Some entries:

* * * * * * *

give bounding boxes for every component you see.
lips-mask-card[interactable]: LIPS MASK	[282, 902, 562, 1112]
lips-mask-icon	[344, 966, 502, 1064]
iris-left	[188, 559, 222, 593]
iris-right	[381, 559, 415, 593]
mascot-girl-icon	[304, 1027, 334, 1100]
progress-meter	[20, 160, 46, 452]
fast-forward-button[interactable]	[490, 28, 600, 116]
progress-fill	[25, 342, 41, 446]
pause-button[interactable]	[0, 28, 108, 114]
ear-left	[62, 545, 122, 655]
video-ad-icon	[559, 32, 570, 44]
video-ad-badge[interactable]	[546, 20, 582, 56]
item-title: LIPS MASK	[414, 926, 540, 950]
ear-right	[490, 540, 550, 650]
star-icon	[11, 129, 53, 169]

* * * * * * *

▶ What the exercise asks
Reproduce every line of the entries above verbatim, without altering anything.

▶ Response to the task
give bounding boxes for every component you see.
lips-mask-card[interactable]: LIPS MASK	[282, 902, 562, 1112]
lips-mask-icon	[344, 966, 502, 1064]
iris-left	[188, 559, 222, 593]
iris-right	[381, 559, 415, 593]
mascot-girl-icon	[304, 1027, 334, 1100]
progress-meter	[20, 160, 46, 452]
fast-forward-button[interactable]	[490, 28, 600, 116]
progress-fill	[25, 342, 41, 446]
pause-button[interactable]	[0, 28, 108, 114]
ear-left	[62, 545, 122, 655]
video-ad-icon	[559, 32, 570, 44]
video-ad-badge[interactable]	[546, 20, 582, 56]
item-title: LIPS MASK	[414, 926, 540, 950]
ear-right	[490, 540, 550, 650]
star-icon	[11, 129, 53, 169]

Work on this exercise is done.